(Records about charts and figures)
*****

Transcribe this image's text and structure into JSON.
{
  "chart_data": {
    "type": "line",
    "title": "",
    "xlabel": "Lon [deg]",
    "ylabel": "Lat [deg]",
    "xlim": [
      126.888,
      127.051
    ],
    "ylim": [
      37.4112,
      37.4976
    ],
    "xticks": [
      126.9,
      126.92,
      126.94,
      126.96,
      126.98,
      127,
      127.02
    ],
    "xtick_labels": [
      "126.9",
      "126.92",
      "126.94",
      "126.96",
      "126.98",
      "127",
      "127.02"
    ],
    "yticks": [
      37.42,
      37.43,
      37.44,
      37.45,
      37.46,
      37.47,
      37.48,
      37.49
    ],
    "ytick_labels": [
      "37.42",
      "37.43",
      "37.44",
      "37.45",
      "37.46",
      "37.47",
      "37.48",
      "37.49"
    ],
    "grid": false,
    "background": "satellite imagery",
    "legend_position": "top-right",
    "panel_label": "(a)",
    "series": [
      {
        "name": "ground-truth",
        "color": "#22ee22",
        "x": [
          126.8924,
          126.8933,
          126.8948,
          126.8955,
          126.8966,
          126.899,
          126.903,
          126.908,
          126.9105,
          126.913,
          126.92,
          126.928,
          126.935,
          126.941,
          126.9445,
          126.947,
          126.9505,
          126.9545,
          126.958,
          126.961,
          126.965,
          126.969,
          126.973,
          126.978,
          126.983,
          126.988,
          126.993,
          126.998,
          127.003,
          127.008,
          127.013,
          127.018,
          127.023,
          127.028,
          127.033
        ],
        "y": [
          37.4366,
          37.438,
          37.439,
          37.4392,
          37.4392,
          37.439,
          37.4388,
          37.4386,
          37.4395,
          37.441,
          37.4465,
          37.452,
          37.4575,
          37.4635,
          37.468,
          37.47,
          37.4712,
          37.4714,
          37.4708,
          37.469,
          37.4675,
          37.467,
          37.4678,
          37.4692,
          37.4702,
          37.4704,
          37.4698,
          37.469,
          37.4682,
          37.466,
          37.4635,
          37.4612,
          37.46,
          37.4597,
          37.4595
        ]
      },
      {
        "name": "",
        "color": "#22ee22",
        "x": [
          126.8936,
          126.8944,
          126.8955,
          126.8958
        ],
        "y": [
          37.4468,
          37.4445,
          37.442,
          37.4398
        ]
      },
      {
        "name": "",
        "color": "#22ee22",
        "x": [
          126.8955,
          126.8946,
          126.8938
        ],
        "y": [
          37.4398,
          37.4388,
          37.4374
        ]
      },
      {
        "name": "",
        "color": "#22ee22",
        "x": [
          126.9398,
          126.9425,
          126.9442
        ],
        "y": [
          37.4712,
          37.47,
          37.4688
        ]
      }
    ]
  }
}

*****

WHAT YOU NEED TO DO – Write the entire listing out again, word for word.

RESULT –
Transcribe this image's text and structure into JSON.
{
  "chart_data": {
    "type": "line",
    "title": "",
    "xlabel": "Lon [deg]",
    "ylabel": "Lat [deg]",
    "xlim": [
      126.888,
      127.051
    ],
    "ylim": [
      37.4112,
      37.4976
    ],
    "xticks": [
      126.9,
      126.92,
      126.94,
      126.96,
      126.98,
      127,
      127.02
    ],
    "xtick_labels": [
      "126.9",
      "126.92",
      "126.94",
      "126.96",
      "126.98",
      "127",
      "127.02"
    ],
    "yticks": [
      37.42,
      37.43,
      37.44,
      37.45,
      37.46,
      37.47,
      37.48,
      37.49
    ],
    "ytick_labels": [
      "37.42",
      "37.43",
      "37.44",
      "37.45",
      "37.46",
      "37.47",
      "37.48",
      "37.49"
    ],
    "grid": false,
    "background": "satellite imagery",
    "legend_position": "top-right",
    "panel_label": "(a)",
    "series": [
      {
        "name": "ground-truth",
        "color": "#22ee22",
        "x": [
          126.8924,
          126.8933,
          126.8948,
          126.8955,
          126.8966,
          126.899,
          126.903,
          126.908,
          126.9105,
          126.913,
          126.92,
          126.928,
          126.935,
          126.941,
          126.9445,
          126.947,
          126.9505,
          126.9545,
          126.958,
          126.961,
          126.965,
          126.969,
          126.973,
          126.978,
          126.983,
          126.988,
          126.993,
          126.998,
          127.003,
          127.008,
          127.013,
          127.018,
          127.023,
          127.028,
          127.033
        ],
        "y": [
          37.4366,
          37.438,
          37.439,
          37.4392,
          37.4392,
          37.439,
          37.4388,
          37.4386,
          37.4395,
          37.441,
          37.4465,
          37.452,
          37.4575,
          37.4635,
          37.468,
          37.47,
          37.4712,
          37.4714,
          37.4708,
          37.469,
          37.4675,
          37.467,
          37.4678,
          37.4692,
          37.4702,
          37.4704,
          37.4698,
          37.469,
          37.4682,
          37.466,
          37.4635,
          37.4612,
          37.46,
          37.4597,
          37.4595
        ]
      },
      {
        "name": "",
        "color": "#22ee22",
        "x": [
          126.8936,
          126.8944,
          126.8955,
          126.8958
        ],
        "y": [
          37.4468,
          37.4445,
          37.442,
          37.4398
        ]
      },
      {
        "name": "",
        "color": "#22ee22",
        "x": [
          126.8955,
          126.8946,
          126.8938
        ],
        "y": [
          37.4398,
          37.4388,
          37.4374
        ]
      },
      {
        "name": "",
        "color": "#22ee22",
        "x": [
          126.9398,
          126.9425,
          126.9442
        ],
        "y": [
          37.4712,
          37.47,
          37.4688
        ]
      }
    ]
  }
}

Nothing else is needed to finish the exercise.